• [WHAT YOU NEED TO DO]: Say how many lines contain the word "gift" and give no other text.

• [THE RECORDS]:
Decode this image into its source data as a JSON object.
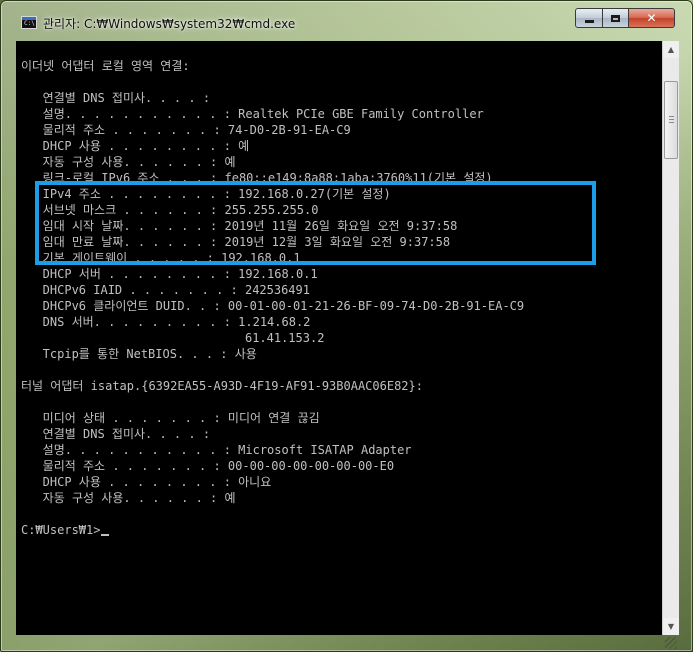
{
  "window": {
    "title": "관리자: C:₩Windows₩system32₩cmd.exe",
    "icon": "cmd-icon",
    "buttons": {
      "minimize": "minimize-icon",
      "maximize": "maximize-icon",
      "close": "✕"
    }
  },
  "console": {
    "foreground": "#c0c0c0",
    "background": "#000000",
    "highlight_color": "#1b9ee6",
    "lines": [
      "이더넷 어댑터 로컬 영역 연결:",
      "",
      "   연결별 DNS 접미사. . . . :",
      "   설명. . . . . . . . . . . : Realtek PCIe GBE Family Controller",
      "   물리적 주소 . . . . . . . : 74-D0-2B-91-EA-C9",
      "   DHCP 사용 . . . . . . . . : 예",
      "   자동 구성 사용. . . . . . : 예",
      "   링크-로컬 IPv6 주소 . . . : fe80::e149:8a88:1aba:3760%11(기본 설정)",
      "   IPv4 주소 . . . . . . . . : 192.168.0.27(기본 설정)",
      "   서브넷 마스크 . . . . . . : 255.255.255.0",
      "   임대 시작 날짜. . . . . . : 2019년 11월 26일 화요일 오전 9:37:58",
      "   임대 만료 날짜. . . . . . : 2019년 12월 3일 화요일 오전 9:37:58",
      "   기본 게이트웨이 . . . . . : 192.168.0.1",
      "   DHCP 서버 . . . . . . . . : 192.168.0.1",
      "   DHCPv6 IAID . . . . . . . : 242536491",
      "   DHCPv6 클라이언트 DUID. . : 00-01-00-01-21-26-BF-09-74-D0-2B-91-EA-C9",
      "   DNS 서버. . . . . . . . . : 1.214.68.2",
      "                               61.41.153.2",
      "   Tcpip를 통한 NetBIOS. . . : 사용",
      "",
      "터널 어댑터 isatap.{6392EA55-A93D-4F19-AF91-93B0AAC06E82}:",
      "",
      "   미디어 상태 . . . . . . . : 미디어 연결 끊김",
      "   연결별 DNS 접미사. . . . :",
      "   설명. . . . . . . . . . . : Microsoft ISATAP Adapter",
      "   물리적 주소 . . . . . . . : 00-00-00-00-00-00-00-E0",
      "   DHCP 사용 . . . . . . . . : 아니요",
      "   자동 구성 사용. . . . . . : 예",
      "",
      "C:₩Users₩1>"
    ]
  }
}
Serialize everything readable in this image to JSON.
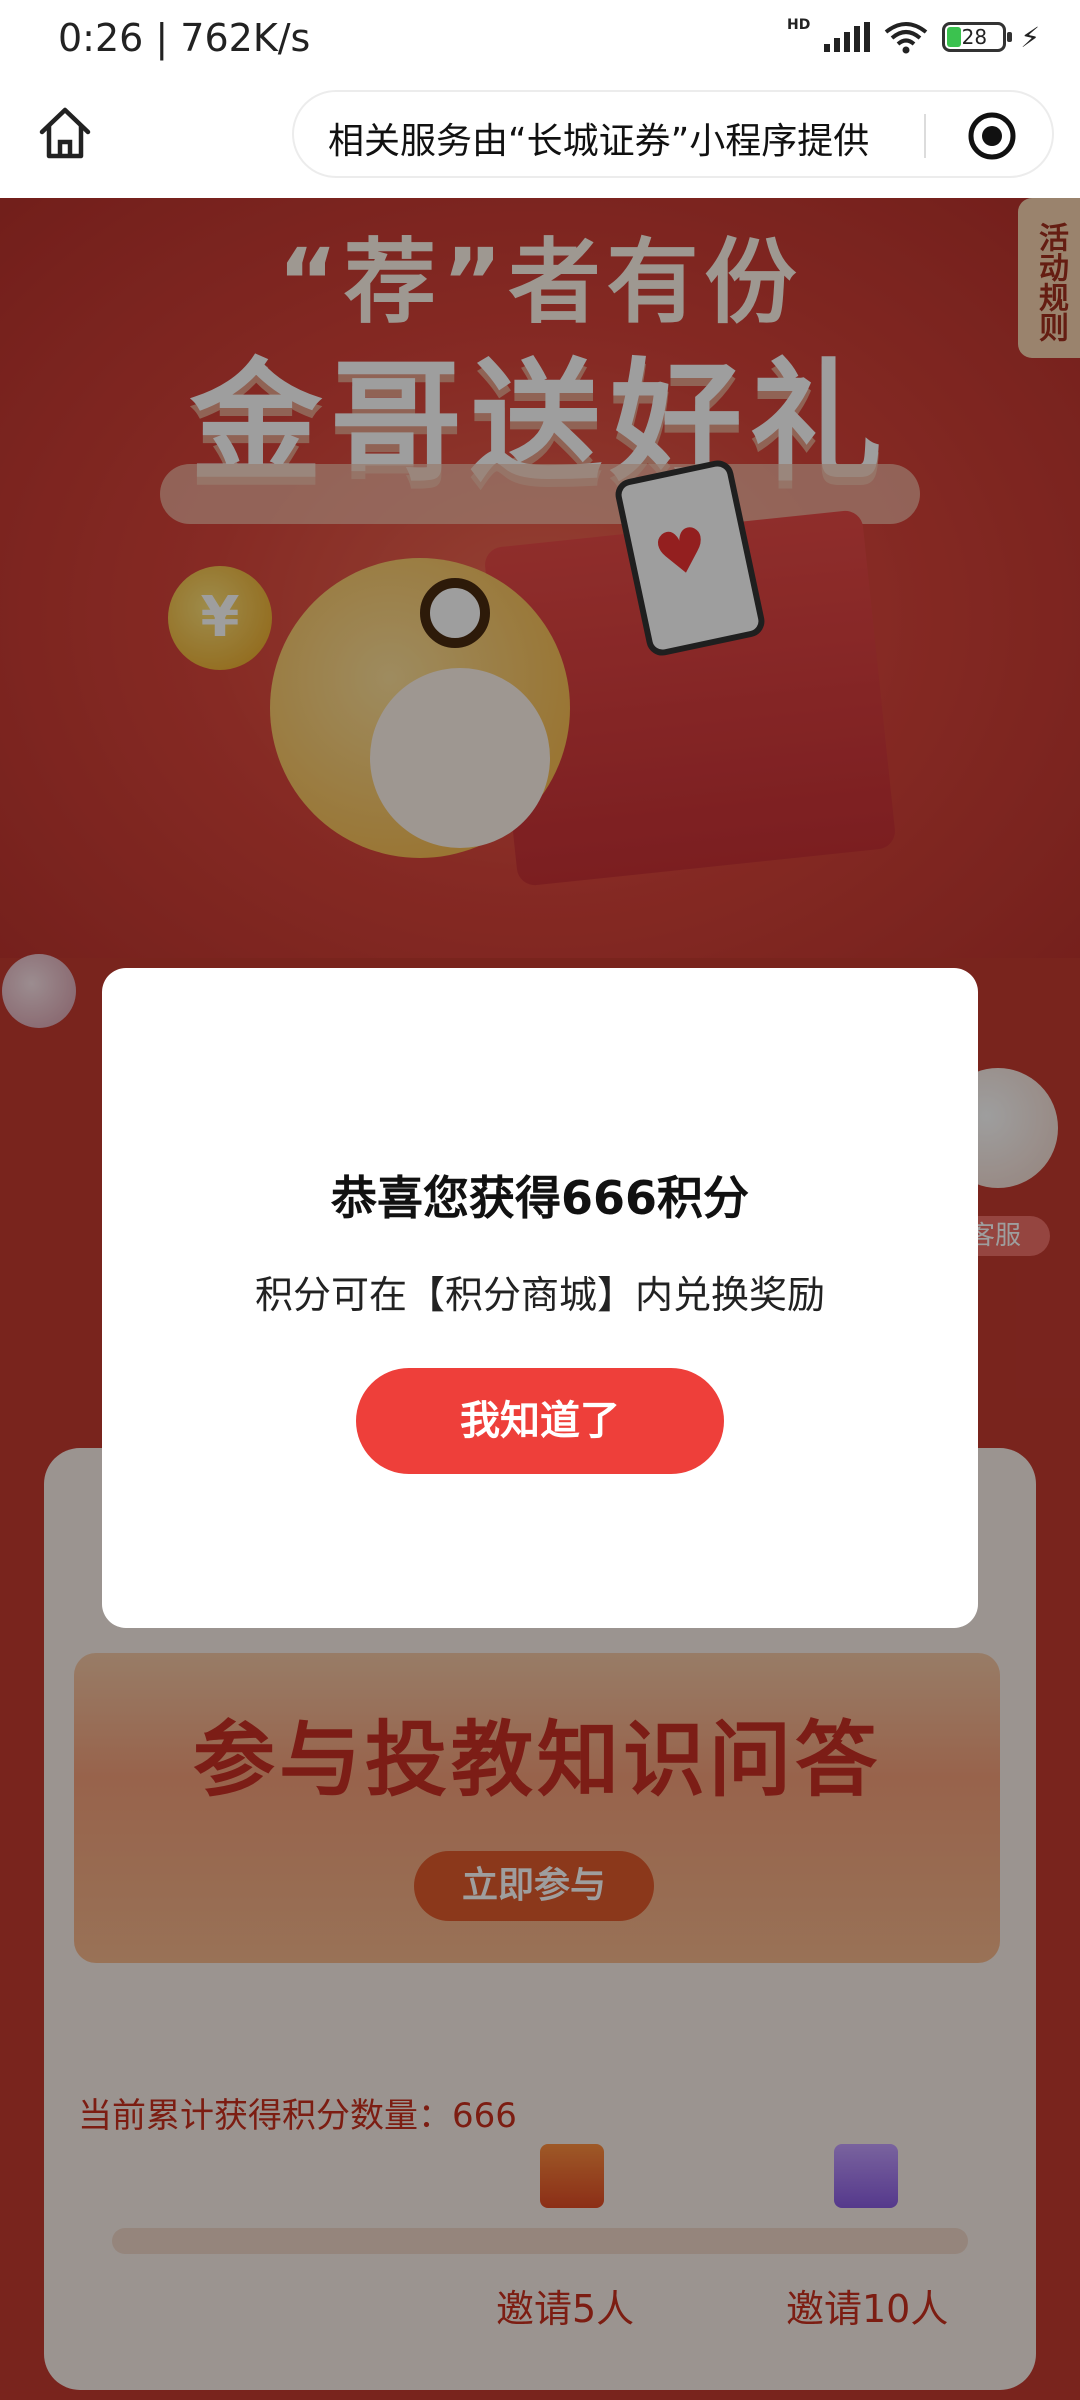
{
  "status_bar": {
    "time": "0:26 | 762K/s",
    "network_badge": "HD",
    "battery_level": "28",
    "icons": [
      "signal-icon",
      "wifi-icon",
      "battery-icon",
      "charging-icon"
    ]
  },
  "nav": {
    "home_icon": "home-icon",
    "mini_program_text": "相关服务由“长城证券”小程序提供",
    "more_icon": "target-icon"
  },
  "hero": {
    "title_line1": "“荐”者有份",
    "title_line2": "金哥送好礼",
    "coin_symbol": "¥"
  },
  "side_tab": {
    "rules_label": "活动规则"
  },
  "customer_service": {
    "label": "客服"
  },
  "quiz_banner": {
    "title": "参与投教知识问答",
    "button_label": "立即参与"
  },
  "progress_card": {
    "points_label": "当前累计获得积分数量：666",
    "progress_fraction": 0.0,
    "milestones": [
      {
        "label": "邀请5人",
        "gift_icon": "gift-box-orange-icon"
      },
      {
        "label": "邀请10人",
        "gift_icon": "gift-box-purple-icon"
      }
    ]
  },
  "modal": {
    "title": "恭喜您获得666积分",
    "subtitle": "积分可在【积分商城】内兑换奖励",
    "confirm_label": "我知道了"
  },
  "colors": {
    "accent_red": "#ee3f3a",
    "page_red": "#c43a30",
    "card_bg": "#fbefe8",
    "text_red": "#c8301e"
  }
}
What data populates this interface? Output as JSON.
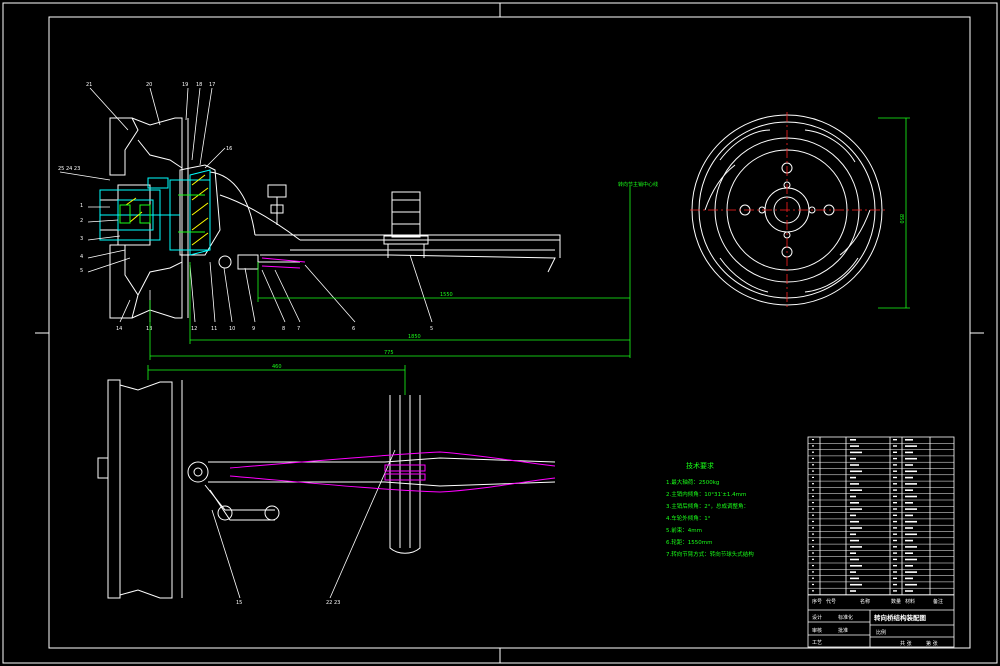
{
  "drawing_title": "转向桥结构装配图",
  "technical_requirements": {
    "heading": "技术要求",
    "items": [
      "1.最大轴荷：2500kg",
      "2.主销内倾角：10°31′±1.4mm",
      "3.主销后倾角：2°，总成调整角：",
      "4.车轮外倾角：1°",
      "5.前束：4mm",
      "6.轮距：1550mm",
      "7.转向节臂方式：转向节球头式结构"
    ]
  },
  "dimension_labels": {
    "steering_center_note": "转向节主销中心线",
    "track_half": "1550",
    "overall": "1850",
    "wheel_offset": "775",
    "wheel_diameter": "850",
    "plan_width": "460"
  },
  "title_block": {
    "row_labels": [
      "序号",
      "代号",
      "名称",
      "数量",
      "材料",
      "备注"
    ],
    "bottom_labels": [
      "设计",
      "审核",
      "工艺",
      "标准化",
      "批准",
      "比例",
      "共 张",
      "第 张"
    ]
  },
  "colors": {
    "background": "#000000",
    "line": "#ffffff",
    "dimension": "#19ff19",
    "center_line": "#ff2020",
    "section": "#00ffff",
    "highlight": "#ff00ff",
    "hatch": "#ffff00"
  }
}
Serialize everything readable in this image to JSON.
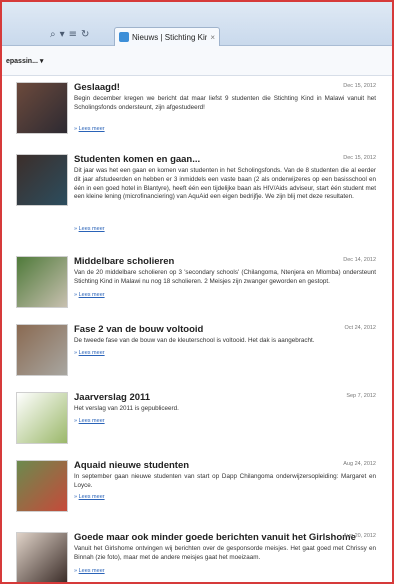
{
  "browser": {
    "address_controls": [
      "⌕",
      "▾",
      "≡",
      "↻"
    ],
    "tab": {
      "title": "Nieuws | Stichting Kind in ...",
      "close": "×",
      "icon": "page-favicon-icon"
    },
    "toolbar_menu": "epassin... ▾"
  },
  "news": [
    {
      "title": "Geslaagd!",
      "date": "Dec 15, 2012",
      "text": "Begin december kregen we bericht dat maar liefst 9 studenten die Stichting Kind in Malawi vanuit het Scholingsfonds ondersteunt, zijn afgestudeerd!",
      "more": "Lees meer",
      "thumb_colors": [
        "#6c4a3c",
        "#2d2a32"
      ]
    },
    {
      "title": "Studenten komen en gaan...",
      "date": "Dec 15, 2012",
      "text": "Dit jaar was het een gaan en komen van studenten in het Scholingsfonds. Van de 8 studenten die al eerder dit jaar afstudeerden en hebben er 3 inmiddels een vaste baan (2 als onderwijzeres op een basisschool en één in een goed hotel in Blantyre), heeft één een tijdelijke baan als HIV/Aids adviseur, start één student met een kleine lening (microfinanciering) van AquAid een eigen bedrijfje. We zijn blij met deze resultaten.",
      "more": "Lees meer",
      "thumb_colors": [
        "#3c2e2a",
        "#2c4d5e"
      ]
    },
    {
      "title": "Middelbare scholieren",
      "date": "Dec 14, 2012",
      "text": "Van de 20 middelbare scholieren op 3 'secondary schools' (Chilangoma, Ntenjera en Mlomba) ondersteunt Stichting Kind in Malawi nu nog 18 scholieren. 2 Meisjes zijn zwanger geworden en gestopt.",
      "more": "Lees meer",
      "thumb_colors": [
        "#4f7a3a",
        "#c8c0b0"
      ]
    },
    {
      "title": "Fase 2 van de bouw voltooid",
      "date": "Oct 24, 2012",
      "text": "De tweede fase van de bouw van de kleuterschool is voltooid. Het dak is aangebracht.",
      "more": "Lees meer",
      "thumb_colors": [
        "#8a6a52",
        "#a8a6a0"
      ]
    },
    {
      "title": "Jaarverslag 2011",
      "date": "Sep 7, 2012",
      "text": "Het verslag van 2011 is gepubliceerd.",
      "more": "Lees meer",
      "thumb_colors": [
        "#ffffff",
        "#9bb86a"
      ]
    },
    {
      "title": "Aquaid nieuwe studenten",
      "date": "Aug 24, 2012",
      "text": "In september gaan nieuwe studenten van start op Dapp Chilangoma onderwijzersopleiding: Margaret en Loyce.",
      "more": "Lees meer",
      "thumb_colors": [
        "#6b8a4e",
        "#c64a3a"
      ]
    },
    {
      "title": "Goede maar ook minder goede berichten vanuit het Girlshome",
      "date": "Aug 20, 2012",
      "text": "Vanuit het Girlshome ontvingen wij berichten over de gesponsorde meisjes. Het gaat goed met Chrissy en Binnah (zie foto), maar met de andere meisjes gaat het moeizaam.",
      "more": "Lees meer",
      "thumb_colors": [
        "#e0d3c8",
        "#3a2c28"
      ]
    }
  ]
}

• [ANSWER]: 2